> _SHORT TASK_
Below are records to transcribe exactly, without their pictures.

········

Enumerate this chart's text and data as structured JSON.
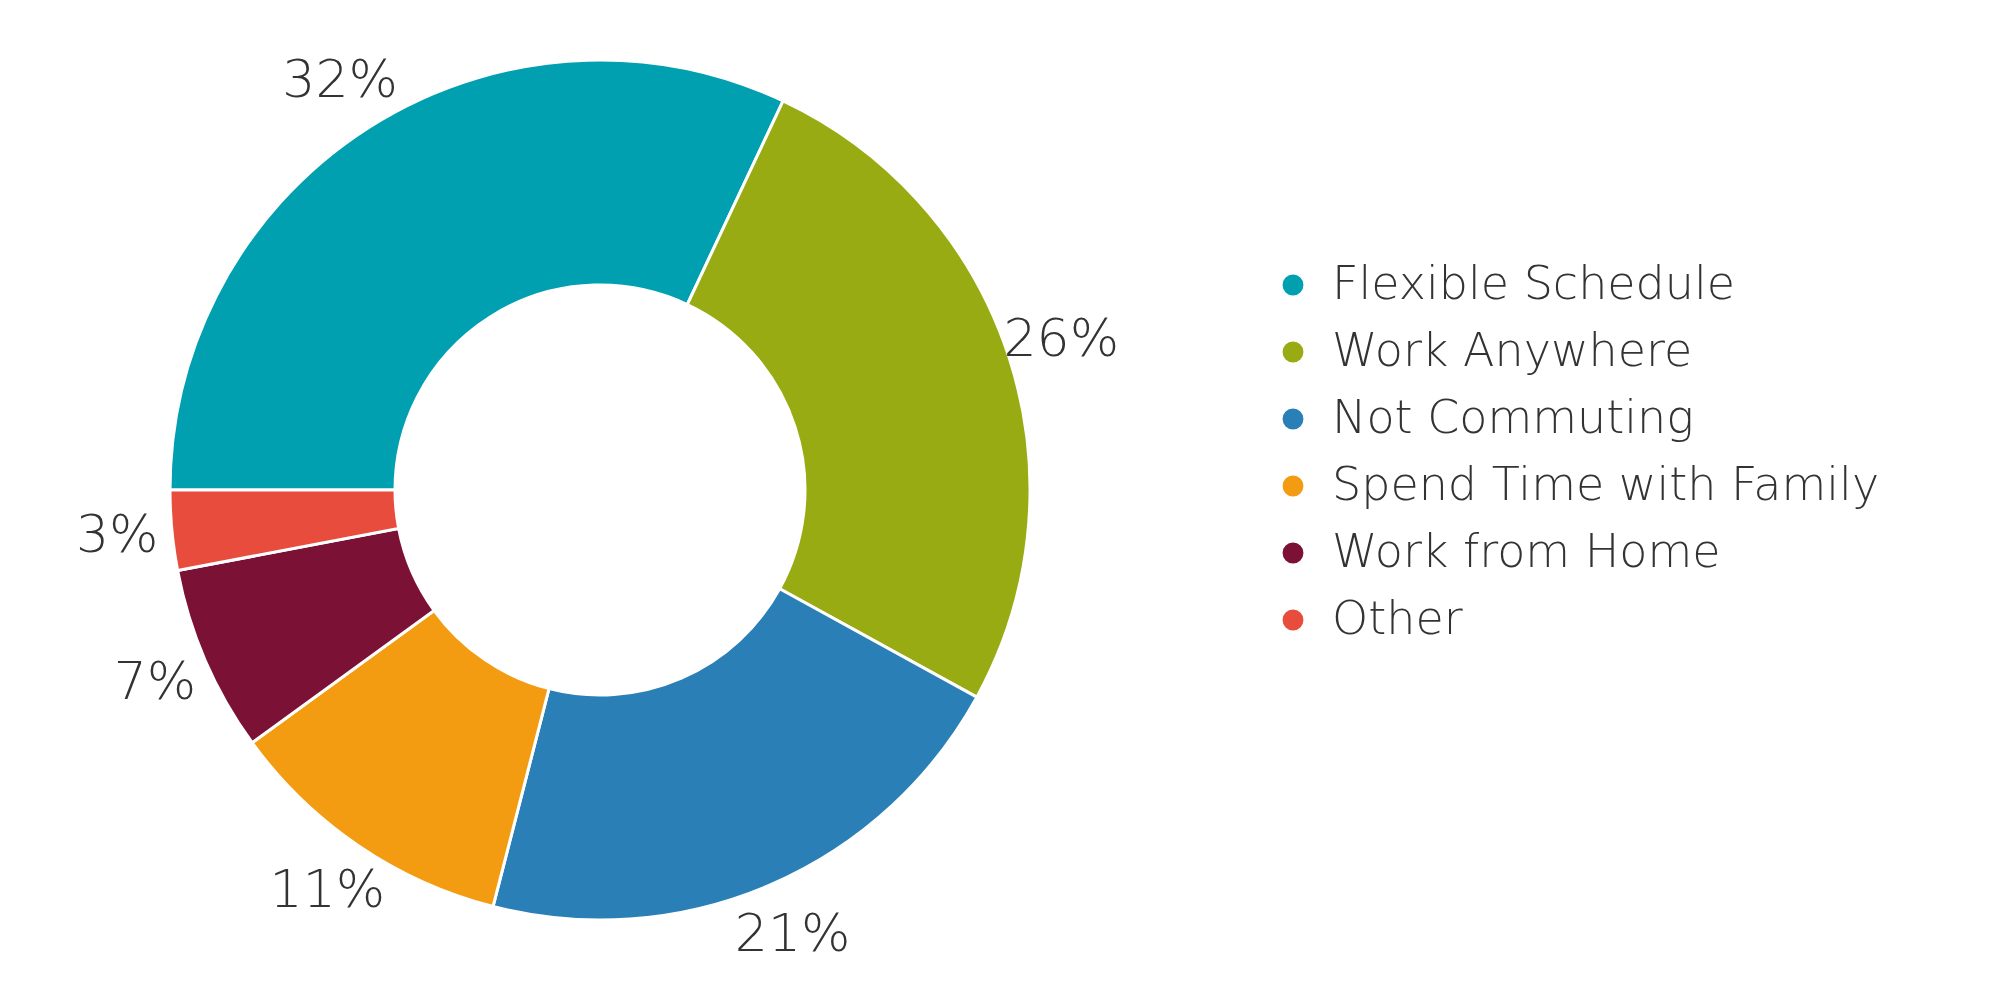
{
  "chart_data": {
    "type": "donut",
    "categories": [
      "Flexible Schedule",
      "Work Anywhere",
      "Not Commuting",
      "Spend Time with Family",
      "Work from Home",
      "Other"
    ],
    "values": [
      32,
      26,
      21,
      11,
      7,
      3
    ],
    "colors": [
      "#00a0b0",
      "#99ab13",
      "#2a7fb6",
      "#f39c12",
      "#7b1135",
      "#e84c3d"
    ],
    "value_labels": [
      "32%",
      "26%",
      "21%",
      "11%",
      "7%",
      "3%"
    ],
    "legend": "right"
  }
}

········

> _SOLUTION TO THE PROBLEM_
Enumerate this chart's text and data as structured JSON.
{
  "chart_data": {
    "type": "donut",
    "categories": [
      "Flexible Schedule",
      "Work Anywhere",
      "Not Commuting",
      "Spend Time with Family",
      "Work from Home",
      "Other"
    ],
    "values": [
      32,
      26,
      21,
      11,
      7,
      3
    ],
    "colors": [
      "#00a0b0",
      "#99ab13",
      "#2a7fb6",
      "#f39c12",
      "#7b1135",
      "#e84c3d"
    ],
    "value_labels": [
      "32%",
      "26%",
      "21%",
      "11%",
      "7%",
      "3%"
    ],
    "legend": "right"
  }
}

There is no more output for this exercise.